Determine how many lines hold "Return" and give only that number.
*** Data for this exercise
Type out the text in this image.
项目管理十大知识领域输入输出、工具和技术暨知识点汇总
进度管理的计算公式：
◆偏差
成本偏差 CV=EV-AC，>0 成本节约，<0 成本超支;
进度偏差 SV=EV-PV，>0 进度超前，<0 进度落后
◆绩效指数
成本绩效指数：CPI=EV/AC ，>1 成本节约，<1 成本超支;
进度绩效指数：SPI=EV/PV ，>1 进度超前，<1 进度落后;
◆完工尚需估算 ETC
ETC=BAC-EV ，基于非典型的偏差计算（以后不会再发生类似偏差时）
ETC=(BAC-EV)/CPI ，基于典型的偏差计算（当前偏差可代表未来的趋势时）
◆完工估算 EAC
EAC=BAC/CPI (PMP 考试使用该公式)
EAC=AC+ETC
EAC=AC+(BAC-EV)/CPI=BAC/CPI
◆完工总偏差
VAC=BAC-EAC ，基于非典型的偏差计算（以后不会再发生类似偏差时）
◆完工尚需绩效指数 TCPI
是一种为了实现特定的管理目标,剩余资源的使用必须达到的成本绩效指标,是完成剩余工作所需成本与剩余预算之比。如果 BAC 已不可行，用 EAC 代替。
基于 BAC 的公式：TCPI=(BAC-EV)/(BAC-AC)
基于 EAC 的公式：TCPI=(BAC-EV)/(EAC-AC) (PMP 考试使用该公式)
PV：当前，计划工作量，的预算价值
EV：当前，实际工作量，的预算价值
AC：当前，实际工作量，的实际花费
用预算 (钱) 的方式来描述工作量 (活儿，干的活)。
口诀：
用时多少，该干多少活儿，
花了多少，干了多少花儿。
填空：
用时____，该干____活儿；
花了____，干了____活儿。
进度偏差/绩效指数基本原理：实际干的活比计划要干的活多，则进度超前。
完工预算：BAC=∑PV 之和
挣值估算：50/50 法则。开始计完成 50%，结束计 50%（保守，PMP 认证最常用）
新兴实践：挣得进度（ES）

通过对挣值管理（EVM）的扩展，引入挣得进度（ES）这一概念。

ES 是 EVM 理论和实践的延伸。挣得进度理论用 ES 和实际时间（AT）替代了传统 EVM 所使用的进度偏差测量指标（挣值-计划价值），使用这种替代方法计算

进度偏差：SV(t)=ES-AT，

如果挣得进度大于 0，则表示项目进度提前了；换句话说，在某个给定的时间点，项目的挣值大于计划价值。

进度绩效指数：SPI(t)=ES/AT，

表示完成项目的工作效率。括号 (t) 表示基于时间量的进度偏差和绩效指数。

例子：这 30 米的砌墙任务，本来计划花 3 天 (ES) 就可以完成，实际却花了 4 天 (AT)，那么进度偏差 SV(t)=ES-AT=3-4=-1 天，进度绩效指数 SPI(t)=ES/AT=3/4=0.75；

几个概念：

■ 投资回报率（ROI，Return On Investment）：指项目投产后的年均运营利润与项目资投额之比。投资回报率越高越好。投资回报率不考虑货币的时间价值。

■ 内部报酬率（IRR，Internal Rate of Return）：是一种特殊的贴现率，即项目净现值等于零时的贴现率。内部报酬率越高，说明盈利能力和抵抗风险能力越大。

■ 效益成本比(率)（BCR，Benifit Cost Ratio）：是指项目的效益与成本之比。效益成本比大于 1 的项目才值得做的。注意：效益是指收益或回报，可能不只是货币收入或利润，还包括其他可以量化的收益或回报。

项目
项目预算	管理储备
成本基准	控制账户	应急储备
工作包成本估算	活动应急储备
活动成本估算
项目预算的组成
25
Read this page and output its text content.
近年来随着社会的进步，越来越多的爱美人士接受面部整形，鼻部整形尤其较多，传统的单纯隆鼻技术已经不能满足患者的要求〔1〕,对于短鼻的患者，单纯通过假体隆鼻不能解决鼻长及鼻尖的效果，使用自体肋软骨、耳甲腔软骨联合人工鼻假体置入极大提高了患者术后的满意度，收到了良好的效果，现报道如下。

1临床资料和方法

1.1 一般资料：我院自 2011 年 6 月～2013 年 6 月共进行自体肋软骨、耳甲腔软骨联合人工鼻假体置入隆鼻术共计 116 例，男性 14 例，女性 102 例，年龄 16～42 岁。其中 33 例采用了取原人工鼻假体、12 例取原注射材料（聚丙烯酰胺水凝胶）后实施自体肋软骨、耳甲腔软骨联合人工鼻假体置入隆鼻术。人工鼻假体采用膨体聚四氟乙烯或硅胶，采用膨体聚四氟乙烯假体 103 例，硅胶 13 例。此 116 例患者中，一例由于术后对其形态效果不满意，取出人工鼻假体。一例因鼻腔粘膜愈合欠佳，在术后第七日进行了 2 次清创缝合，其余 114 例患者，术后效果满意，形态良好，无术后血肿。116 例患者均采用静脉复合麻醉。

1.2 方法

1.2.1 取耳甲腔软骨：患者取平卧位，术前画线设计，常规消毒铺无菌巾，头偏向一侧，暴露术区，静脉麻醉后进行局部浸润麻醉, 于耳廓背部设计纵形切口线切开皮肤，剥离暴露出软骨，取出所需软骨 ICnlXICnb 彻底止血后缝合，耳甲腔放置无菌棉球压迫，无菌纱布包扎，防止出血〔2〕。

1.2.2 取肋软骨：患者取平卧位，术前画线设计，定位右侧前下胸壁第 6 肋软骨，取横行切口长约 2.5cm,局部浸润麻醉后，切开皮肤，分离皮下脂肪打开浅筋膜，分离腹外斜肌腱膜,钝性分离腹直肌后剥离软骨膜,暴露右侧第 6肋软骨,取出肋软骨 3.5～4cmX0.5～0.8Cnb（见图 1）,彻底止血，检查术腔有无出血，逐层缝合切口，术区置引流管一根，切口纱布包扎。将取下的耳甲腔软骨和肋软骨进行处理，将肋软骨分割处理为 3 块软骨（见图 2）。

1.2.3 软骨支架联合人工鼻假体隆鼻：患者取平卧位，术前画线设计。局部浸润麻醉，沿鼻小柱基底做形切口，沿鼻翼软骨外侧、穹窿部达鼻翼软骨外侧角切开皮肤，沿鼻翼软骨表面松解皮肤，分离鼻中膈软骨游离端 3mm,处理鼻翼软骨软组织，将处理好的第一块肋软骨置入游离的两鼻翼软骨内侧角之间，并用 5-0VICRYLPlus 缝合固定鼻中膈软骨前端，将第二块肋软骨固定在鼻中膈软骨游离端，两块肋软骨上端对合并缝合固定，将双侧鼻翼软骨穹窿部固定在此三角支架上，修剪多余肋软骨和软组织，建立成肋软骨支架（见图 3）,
******
Written response: 2